Problem description:
Write out the material again exactly, please, and omit the pictures.

Given information:
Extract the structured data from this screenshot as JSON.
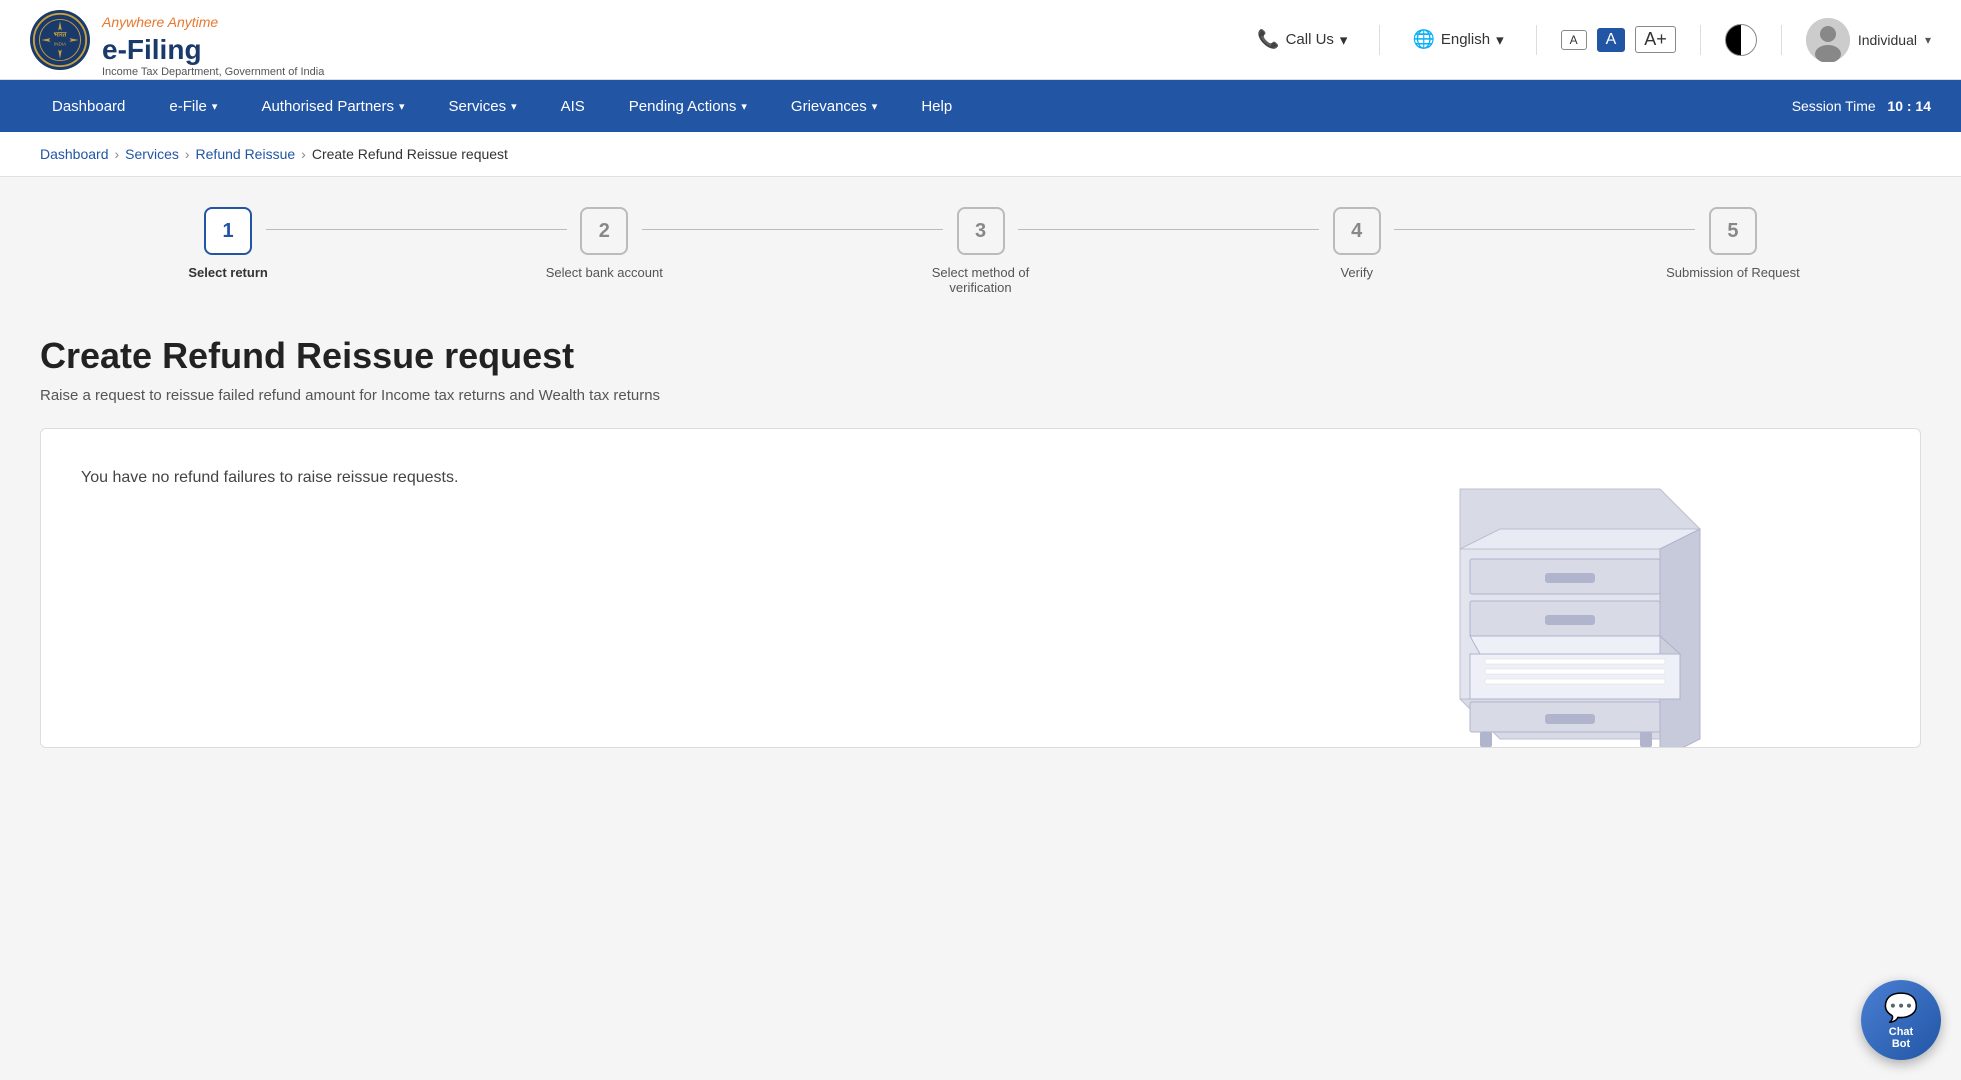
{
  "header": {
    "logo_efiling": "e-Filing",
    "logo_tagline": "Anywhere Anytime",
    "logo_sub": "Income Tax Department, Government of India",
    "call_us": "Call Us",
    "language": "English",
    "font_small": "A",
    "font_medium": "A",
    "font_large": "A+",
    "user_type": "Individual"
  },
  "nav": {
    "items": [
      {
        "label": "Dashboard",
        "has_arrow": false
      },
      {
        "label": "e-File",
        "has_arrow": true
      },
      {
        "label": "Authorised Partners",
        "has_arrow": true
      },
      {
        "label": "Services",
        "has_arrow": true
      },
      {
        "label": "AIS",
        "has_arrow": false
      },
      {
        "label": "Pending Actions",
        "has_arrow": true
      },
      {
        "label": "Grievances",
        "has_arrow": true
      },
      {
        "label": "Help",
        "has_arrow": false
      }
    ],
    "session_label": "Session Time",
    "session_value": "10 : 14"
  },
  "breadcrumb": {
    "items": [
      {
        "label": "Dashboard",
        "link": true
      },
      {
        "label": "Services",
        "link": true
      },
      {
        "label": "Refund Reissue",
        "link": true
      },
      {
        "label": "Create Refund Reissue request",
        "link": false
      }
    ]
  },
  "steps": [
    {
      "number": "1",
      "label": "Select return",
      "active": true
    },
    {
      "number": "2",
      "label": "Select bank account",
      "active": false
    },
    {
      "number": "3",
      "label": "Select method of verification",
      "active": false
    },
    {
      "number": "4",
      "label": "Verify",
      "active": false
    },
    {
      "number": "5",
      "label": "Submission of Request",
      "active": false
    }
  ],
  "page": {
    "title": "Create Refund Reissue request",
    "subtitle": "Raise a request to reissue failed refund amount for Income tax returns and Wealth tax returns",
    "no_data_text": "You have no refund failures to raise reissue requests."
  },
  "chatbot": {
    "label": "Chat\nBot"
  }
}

Expected answer:
Extract the structured data from this screenshot as JSON.
{
  "header": {
    "logo_efiling": "e-Filing",
    "logo_tagline": "Anywhere Anytime",
    "logo_sub": "Income Tax Department, Government of India",
    "call_us": "Call Us",
    "language": "English",
    "font_small": "A",
    "font_medium": "A",
    "font_large": "A+",
    "user_type": "Individual"
  },
  "nav": {
    "items": [
      {
        "label": "Dashboard",
        "has_arrow": false
      },
      {
        "label": "e-File",
        "has_arrow": true
      },
      {
        "label": "Authorised Partners",
        "has_arrow": true
      },
      {
        "label": "Services",
        "has_arrow": true
      },
      {
        "label": "AIS",
        "has_arrow": false
      },
      {
        "label": "Pending Actions",
        "has_arrow": true
      },
      {
        "label": "Grievances",
        "has_arrow": true
      },
      {
        "label": "Help",
        "has_arrow": false
      }
    ],
    "session_label": "Session Time",
    "session_value": "10 : 14"
  },
  "breadcrumb": {
    "items": [
      {
        "label": "Dashboard",
        "link": true
      },
      {
        "label": "Services",
        "link": true
      },
      {
        "label": "Refund Reissue",
        "link": true
      },
      {
        "label": "Create Refund Reissue request",
        "link": false
      }
    ]
  },
  "steps": [
    {
      "number": "1",
      "label": "Select return",
      "active": true
    },
    {
      "number": "2",
      "label": "Select bank account",
      "active": false
    },
    {
      "number": "3",
      "label": "Select method of verification",
      "active": false
    },
    {
      "number": "4",
      "label": "Verify",
      "active": false
    },
    {
      "number": "5",
      "label": "Submission of Request",
      "active": false
    }
  ],
  "page": {
    "title": "Create Refund Reissue request",
    "subtitle": "Raise a request to reissue failed refund amount for Income tax returns and Wealth tax returns",
    "no_data_text": "You have no refund failures to raise reissue requests."
  },
  "chatbot": {
    "label": "Chat\nBot"
  }
}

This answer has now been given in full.